:: What you should do ::
For the data that follows, report how many lines contain the word "Added", and nothing else.

** Provided information follows **

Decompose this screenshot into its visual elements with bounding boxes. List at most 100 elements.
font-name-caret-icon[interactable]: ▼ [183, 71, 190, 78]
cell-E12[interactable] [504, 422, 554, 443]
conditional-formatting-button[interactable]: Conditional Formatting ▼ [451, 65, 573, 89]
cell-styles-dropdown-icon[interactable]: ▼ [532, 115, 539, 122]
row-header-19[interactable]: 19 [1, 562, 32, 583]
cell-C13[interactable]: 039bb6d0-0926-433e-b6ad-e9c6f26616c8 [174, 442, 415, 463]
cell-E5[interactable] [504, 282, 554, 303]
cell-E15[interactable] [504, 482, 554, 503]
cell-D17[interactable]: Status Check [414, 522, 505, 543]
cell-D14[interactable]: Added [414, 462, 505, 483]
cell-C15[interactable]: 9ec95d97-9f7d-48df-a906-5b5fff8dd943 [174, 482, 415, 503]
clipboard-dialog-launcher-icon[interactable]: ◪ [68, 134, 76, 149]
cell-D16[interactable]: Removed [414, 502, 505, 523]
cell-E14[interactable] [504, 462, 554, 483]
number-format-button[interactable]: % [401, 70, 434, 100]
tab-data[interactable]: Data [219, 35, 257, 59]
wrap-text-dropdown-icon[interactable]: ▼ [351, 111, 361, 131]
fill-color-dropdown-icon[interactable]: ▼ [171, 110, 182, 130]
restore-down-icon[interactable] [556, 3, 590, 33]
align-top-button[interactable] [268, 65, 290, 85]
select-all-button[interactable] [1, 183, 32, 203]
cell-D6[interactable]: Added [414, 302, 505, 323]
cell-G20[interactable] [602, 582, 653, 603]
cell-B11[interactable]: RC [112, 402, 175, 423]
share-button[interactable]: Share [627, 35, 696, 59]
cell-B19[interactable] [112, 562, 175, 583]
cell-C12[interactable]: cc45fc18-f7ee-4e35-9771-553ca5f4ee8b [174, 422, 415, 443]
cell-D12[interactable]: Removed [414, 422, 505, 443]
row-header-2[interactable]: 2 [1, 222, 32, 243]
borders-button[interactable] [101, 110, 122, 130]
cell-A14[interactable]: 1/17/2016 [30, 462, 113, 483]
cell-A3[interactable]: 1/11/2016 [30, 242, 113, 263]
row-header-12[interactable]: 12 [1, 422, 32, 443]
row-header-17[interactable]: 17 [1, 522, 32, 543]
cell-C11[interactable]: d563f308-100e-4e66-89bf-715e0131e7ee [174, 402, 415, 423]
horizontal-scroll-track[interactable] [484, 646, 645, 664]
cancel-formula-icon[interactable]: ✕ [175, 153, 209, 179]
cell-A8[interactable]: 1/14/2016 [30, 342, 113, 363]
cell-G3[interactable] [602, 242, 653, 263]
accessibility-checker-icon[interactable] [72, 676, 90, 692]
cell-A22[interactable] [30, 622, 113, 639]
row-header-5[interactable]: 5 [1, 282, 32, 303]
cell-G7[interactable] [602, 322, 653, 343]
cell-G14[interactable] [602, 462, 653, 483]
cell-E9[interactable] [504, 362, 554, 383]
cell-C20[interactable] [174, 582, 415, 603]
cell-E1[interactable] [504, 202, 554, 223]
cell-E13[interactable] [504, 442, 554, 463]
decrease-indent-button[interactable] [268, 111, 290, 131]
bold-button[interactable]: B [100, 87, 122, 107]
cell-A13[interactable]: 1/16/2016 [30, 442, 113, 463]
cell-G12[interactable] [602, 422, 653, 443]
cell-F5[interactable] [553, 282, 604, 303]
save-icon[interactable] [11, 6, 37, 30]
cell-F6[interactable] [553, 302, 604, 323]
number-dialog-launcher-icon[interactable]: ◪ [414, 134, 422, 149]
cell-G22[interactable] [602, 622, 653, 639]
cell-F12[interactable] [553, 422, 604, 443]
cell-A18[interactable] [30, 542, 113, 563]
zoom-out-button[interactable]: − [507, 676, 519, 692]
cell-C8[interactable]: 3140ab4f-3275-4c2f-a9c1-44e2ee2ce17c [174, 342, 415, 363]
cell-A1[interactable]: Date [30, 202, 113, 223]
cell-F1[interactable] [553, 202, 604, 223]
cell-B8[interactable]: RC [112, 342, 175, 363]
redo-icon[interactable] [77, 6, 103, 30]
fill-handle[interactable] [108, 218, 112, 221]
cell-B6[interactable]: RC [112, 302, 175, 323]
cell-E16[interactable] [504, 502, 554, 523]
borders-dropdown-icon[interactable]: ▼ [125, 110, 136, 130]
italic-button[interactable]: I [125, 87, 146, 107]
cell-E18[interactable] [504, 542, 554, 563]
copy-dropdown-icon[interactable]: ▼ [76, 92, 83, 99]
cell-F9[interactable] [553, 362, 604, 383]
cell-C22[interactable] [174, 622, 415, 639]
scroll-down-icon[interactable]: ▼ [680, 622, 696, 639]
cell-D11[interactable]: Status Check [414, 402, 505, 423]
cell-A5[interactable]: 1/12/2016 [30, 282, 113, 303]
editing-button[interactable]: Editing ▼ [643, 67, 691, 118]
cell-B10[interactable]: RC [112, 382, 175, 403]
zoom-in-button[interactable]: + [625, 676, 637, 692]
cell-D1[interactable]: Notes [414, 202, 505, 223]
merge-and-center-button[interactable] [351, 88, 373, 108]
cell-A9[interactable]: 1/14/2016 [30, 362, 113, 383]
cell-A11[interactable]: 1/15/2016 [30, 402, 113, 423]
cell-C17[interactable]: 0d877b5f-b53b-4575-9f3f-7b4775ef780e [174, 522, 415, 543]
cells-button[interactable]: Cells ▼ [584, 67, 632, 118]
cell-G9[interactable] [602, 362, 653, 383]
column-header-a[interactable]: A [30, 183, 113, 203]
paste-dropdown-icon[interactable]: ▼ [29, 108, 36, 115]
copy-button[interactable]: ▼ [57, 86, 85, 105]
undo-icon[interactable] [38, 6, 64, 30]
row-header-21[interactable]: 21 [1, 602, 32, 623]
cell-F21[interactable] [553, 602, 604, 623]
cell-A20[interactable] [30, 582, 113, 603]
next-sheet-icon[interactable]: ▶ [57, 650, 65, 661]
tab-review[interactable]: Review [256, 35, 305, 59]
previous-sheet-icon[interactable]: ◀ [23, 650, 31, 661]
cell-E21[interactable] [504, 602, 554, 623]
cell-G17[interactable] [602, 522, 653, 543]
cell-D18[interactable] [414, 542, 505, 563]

** End of Provided information **

:: Answer to the problem ::
2